Repeat every line below exactly as it reads.

* * * *

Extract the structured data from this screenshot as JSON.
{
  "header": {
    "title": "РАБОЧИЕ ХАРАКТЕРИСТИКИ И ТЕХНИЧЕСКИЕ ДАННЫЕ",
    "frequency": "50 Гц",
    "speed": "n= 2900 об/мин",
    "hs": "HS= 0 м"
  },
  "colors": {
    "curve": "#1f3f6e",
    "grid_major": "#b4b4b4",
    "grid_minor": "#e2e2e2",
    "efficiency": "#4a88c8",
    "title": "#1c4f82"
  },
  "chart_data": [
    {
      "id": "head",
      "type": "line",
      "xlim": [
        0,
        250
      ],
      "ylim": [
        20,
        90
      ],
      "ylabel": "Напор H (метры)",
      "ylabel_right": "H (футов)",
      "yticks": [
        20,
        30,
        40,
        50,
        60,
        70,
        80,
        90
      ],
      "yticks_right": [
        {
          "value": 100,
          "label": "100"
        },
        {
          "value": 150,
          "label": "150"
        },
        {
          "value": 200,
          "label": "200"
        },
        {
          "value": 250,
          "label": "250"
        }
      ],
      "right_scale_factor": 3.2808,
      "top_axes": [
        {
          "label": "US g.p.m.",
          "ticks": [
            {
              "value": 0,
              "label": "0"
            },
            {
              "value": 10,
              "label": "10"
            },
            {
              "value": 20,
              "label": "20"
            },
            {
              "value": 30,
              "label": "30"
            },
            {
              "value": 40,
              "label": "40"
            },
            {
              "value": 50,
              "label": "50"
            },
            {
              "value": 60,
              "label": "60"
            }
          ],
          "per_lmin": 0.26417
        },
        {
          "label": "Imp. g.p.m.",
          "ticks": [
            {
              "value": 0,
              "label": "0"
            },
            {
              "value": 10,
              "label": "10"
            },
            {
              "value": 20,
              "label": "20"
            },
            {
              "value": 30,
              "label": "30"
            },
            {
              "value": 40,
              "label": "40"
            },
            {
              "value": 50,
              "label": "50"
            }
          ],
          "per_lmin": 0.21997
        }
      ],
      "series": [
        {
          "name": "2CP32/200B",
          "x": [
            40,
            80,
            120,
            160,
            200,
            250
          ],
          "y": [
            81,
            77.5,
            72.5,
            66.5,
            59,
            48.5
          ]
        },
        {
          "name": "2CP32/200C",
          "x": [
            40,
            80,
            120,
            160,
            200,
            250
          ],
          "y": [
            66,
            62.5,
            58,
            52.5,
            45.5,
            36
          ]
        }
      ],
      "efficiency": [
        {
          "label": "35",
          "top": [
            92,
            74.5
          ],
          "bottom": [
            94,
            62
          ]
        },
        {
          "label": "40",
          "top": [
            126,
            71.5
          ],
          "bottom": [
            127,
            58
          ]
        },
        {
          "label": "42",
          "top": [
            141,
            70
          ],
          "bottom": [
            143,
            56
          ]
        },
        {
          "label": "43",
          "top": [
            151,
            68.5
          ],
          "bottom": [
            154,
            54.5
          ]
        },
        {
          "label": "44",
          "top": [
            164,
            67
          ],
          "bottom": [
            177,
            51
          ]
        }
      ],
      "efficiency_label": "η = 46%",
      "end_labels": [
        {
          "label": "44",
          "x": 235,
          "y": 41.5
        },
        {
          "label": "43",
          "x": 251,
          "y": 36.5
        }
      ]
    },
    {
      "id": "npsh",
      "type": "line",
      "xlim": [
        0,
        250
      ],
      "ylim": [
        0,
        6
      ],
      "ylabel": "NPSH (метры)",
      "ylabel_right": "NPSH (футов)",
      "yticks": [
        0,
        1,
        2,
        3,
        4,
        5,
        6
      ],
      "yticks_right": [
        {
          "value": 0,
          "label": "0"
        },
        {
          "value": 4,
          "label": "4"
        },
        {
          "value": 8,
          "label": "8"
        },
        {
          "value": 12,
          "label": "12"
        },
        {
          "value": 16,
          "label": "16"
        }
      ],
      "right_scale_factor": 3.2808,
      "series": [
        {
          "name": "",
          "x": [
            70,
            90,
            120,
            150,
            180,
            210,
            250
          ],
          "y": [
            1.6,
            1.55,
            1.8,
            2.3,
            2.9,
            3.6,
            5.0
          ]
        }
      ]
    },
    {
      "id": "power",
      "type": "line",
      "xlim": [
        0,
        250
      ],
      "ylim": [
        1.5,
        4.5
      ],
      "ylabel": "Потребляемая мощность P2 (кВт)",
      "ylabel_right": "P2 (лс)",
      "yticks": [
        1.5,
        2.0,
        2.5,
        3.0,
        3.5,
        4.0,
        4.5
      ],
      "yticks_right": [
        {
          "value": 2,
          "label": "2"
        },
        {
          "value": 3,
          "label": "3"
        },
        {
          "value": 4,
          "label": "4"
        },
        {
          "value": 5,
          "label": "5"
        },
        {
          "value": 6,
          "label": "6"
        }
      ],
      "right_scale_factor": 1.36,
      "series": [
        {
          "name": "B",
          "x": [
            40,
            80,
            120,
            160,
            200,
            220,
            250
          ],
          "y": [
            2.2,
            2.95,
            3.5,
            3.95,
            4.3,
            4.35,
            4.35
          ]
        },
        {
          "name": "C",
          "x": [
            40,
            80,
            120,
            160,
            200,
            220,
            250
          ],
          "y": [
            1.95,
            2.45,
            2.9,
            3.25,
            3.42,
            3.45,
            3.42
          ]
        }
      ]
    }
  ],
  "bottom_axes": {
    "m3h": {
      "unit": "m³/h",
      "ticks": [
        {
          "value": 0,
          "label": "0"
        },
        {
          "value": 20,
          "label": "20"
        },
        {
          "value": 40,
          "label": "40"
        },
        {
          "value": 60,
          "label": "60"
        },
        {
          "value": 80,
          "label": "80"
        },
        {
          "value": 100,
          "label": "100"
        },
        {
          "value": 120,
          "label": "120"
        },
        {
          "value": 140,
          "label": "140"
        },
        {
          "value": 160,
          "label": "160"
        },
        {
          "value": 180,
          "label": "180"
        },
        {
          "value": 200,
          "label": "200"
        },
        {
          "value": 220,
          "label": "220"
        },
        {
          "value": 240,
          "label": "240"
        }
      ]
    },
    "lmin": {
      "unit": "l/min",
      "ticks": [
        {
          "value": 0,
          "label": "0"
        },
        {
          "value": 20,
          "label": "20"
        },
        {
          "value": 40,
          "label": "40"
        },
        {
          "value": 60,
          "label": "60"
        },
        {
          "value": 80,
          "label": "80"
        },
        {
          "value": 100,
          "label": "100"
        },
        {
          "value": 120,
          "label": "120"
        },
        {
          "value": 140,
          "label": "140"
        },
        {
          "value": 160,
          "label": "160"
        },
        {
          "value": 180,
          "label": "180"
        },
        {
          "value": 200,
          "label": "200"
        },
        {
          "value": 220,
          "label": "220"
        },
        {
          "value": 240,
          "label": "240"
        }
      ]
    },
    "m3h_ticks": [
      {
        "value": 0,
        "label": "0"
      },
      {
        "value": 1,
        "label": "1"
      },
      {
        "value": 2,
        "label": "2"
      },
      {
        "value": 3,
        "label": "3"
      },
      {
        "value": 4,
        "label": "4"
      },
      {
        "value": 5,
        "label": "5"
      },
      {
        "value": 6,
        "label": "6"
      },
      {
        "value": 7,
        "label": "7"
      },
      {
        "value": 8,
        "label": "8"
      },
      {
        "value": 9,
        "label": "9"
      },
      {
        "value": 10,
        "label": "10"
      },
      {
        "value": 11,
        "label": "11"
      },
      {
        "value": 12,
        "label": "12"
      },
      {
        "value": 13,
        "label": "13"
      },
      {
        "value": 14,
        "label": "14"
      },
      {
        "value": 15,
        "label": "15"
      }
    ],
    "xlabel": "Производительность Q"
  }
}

* * * *

→ EXERCISE SOLUTION:
Extract the structured data from this screenshot as JSON.
{
  "header": {
    "title": "РАБОЧИЕ ХАРАКТЕРИСТИКИ И ТЕХНИЧЕСКИЕ ДАННЫЕ",
    "frequency": "50 Гц",
    "speed": "n= 2900 об/мин",
    "hs": "HS= 0 м"
  },
  "colors": {
    "curve": "#1f3f6e",
    "grid_major": "#b4b4b4",
    "grid_minor": "#e2e2e2",
    "efficiency": "#4a88c8",
    "title": "#1c4f82"
  },
  "chart_data": [
    {
      "id": "head",
      "type": "line",
      "xlim": [
        0,
        250
      ],
      "ylim": [
        20,
        90
      ],
      "ylabel": "Напор H (метры)",
      "ylabel_right": "H (футов)",
      "yticks": [
        20,
        30,
        40,
        50,
        60,
        70,
        80,
        90
      ],
      "yticks_right": [
        {
          "value": 100,
          "label": "100"
        },
        {
          "value": 150,
          "label": "150"
        },
        {
          "value": 200,
          "label": "200"
        },
        {
          "value": 250,
          "label": "250"
        }
      ],
      "right_scale_factor": 3.2808,
      "top_axes": [
        {
          "label": "US g.p.m.",
          "ticks": [
            {
              "value": 0,
              "label": "0"
            },
            {
              "value": 10,
              "label": "10"
            },
            {
              "value": 20,
              "label": "20"
            },
            {
              "value": 30,
              "label": "30"
            },
            {
              "value": 40,
              "label": "40"
            },
            {
              "value": 50,
              "label": "50"
            },
            {
              "value": 60,
              "label": "60"
            }
          ],
          "per_lmin": 0.26417
        },
        {
          "label": "Imp. g.p.m.",
          "ticks": [
            {
              "value": 0,
              "label": "0"
            },
            {
              "value": 10,
              "label": "10"
            },
            {
              "value": 20,
              "label": "20"
            },
            {
              "value": 30,
              "label": "30"
            },
            {
              "value": 40,
              "label": "40"
            },
            {
              "value": 50,
              "label": "50"
            }
          ],
          "per_lmin": 0.21997
        }
      ],
      "series": [
        {
          "name": "2CP32/200B",
          "x": [
            40,
            80,
            120,
            160,
            200,
            250
          ],
          "y": [
            81,
            77.5,
            72.5,
            66.5,
            59,
            48.5
          ]
        },
        {
          "name": "2CP32/200C",
          "x": [
            40,
            80,
            120,
            160,
            200,
            250
          ],
          "y": [
            66,
            62.5,
            58,
            52.5,
            45.5,
            36
          ]
        }
      ],
      "efficiency": [
        {
          "label": "35",
          "top": [
            92,
            74.5
          ],
          "bottom": [
            94,
            62
          ]
        },
        {
          "label": "40",
          "top": [
            126,
            71.5
          ],
          "bottom": [
            127,
            58
          ]
        },
        {
          "label": "42",
          "top": [
            141,
            70
          ],
          "bottom": [
            143,
            56
          ]
        },
        {
          "label": "43",
          "top": [
            151,
            68.5
          ],
          "bottom": [
            154,
            54.5
          ]
        },
        {
          "label": "44",
          "top": [
            164,
            67
          ],
          "bottom": [
            177,
            51
          ]
        }
      ],
      "efficiency_label": "η = 46%",
      "end_labels": [
        {
          "label": "44",
          "x": 235,
          "y": 41.5
        },
        {
          "label": "43",
          "x": 251,
          "y": 36.5
        }
      ]
    },
    {
      "id": "npsh",
      "type": "line",
      "xlim": [
        0,
        250
      ],
      "ylim": [
        0,
        6
      ],
      "ylabel": "NPSH (метры)",
      "ylabel_right": "NPSH (футов)",
      "yticks": [
        0,
        1,
        2,
        3,
        4,
        5,
        6
      ],
      "yticks_right": [
        {
          "value": 0,
          "label": "0"
        },
        {
          "value": 4,
          "label": "4"
        },
        {
          "value": 8,
          "label": "8"
        },
        {
          "value": 12,
          "label": "12"
        },
        {
          "value": 16,
          "label": "16"
        }
      ],
      "right_scale_factor": 3.2808,
      "series": [
        {
          "name": "",
          "x": [
            70,
            90,
            120,
            150,
            180,
            210,
            250
          ],
          "y": [
            1.6,
            1.55,
            1.8,
            2.3,
            2.9,
            3.6,
            5.0
          ]
        }
      ]
    },
    {
      "id": "power",
      "type": "line",
      "xlim": [
        0,
        250
      ],
      "ylim": [
        1.5,
        4.5
      ],
      "ylabel": "Потребляемая мощность P2 (кВт)",
      "ylabel_right": "P2 (лс)",
      "yticks": [
        1.5,
        2.0,
        2.5,
        3.0,
        3.5,
        4.0,
        4.5
      ],
      "yticks_right": [
        {
          "value": 2,
          "label": "2"
        },
        {
          "value": 3,
          "label": "3"
        },
        {
          "value": 4,
          "label": "4"
        },
        {
          "value": 5,
          "label": "5"
        },
        {
          "value": 6,
          "label": "6"
        }
      ],
      "right_scale_factor": 1.36,
      "series": [
        {
          "name": "B",
          "x": [
            40,
            80,
            120,
            160,
            200,
            220,
            250
          ],
          "y": [
            2.2,
            2.95,
            3.5,
            3.95,
            4.3,
            4.35,
            4.35
          ]
        },
        {
          "name": "C",
          "x": [
            40,
            80,
            120,
            160,
            200,
            220,
            250
          ],
          "y": [
            1.95,
            2.45,
            2.9,
            3.25,
            3.42,
            3.45,
            3.42
          ]
        }
      ]
    }
  ],
  "bottom_axes": {
    "m3h": {
      "unit": "m³/h",
      "ticks": [
        {
          "value": 0,
          "label": "0"
        },
        {
          "value": 20,
          "label": "20"
        },
        {
          "value": 40,
          "label": "40"
        },
        {
          "value": 60,
          "label": "60"
        },
        {
          "value": 80,
          "label": "80"
        },
        {
          "value": 100,
          "label": "100"
        },
        {
          "value": 120,
          "label": "120"
        },
        {
          "value": 140,
          "label": "140"
        },
        {
          "value": 160,
          "label": "160"
        },
        {
          "value": 180,
          "label": "180"
        },
        {
          "value": 200,
          "label": "200"
        },
        {
          "value": 220,
          "label": "220"
        },
        {
          "value": 240,
          "label": "240"
        }
      ]
    },
    "lmin": {
      "unit": "l/min",
      "ticks": [
        {
          "value": 0,
          "label": "0"
        },
        {
          "value": 20,
          "label": "20"
        },
        {
          "value": 40,
          "label": "40"
        },
        {
          "value": 60,
          "label": "60"
        },
        {
          "value": 80,
          "label": "80"
        },
        {
          "value": 100,
          "label": "100"
        },
        {
          "value": 120,
          "label": "120"
        },
        {
          "value": 140,
          "label": "140"
        },
        {
          "value": 160,
          "label": "160"
        },
        {
          "value": 180,
          "label": "180"
        },
        {
          "value": 200,
          "label": "200"
        },
        {
          "value": 220,
          "label": "220"
        },
        {
          "value": 240,
          "label": "240"
        }
      ]
    },
    "m3h_ticks": [
      {
        "value": 0,
        "label": "0"
      },
      {
        "value": 1,
        "label": "1"
      },
      {
        "value": 2,
        "label": "2"
      },
      {
        "value": 3,
        "label": "3"
      },
      {
        "value": 4,
        "label": "4"
      },
      {
        "value": 5,
        "label": "5"
      },
      {
        "value": 6,
        "label": "6"
      },
      {
        "value": 7,
        "label": "7"
      },
      {
        "value": 8,
        "label": "8"
      },
      {
        "value": 9,
        "label": "9"
      },
      {
        "value": 10,
        "label": "10"
      },
      {
        "value": 11,
        "label": "11"
      },
      {
        "value": 12,
        "label": "12"
      },
      {
        "value": 13,
        "label": "13"
      },
      {
        "value": 14,
        "label": "14"
      },
      {
        "value": 15,
        "label": "15"
      }
    ],
    "xlabel": "Производительность Q"
  }
}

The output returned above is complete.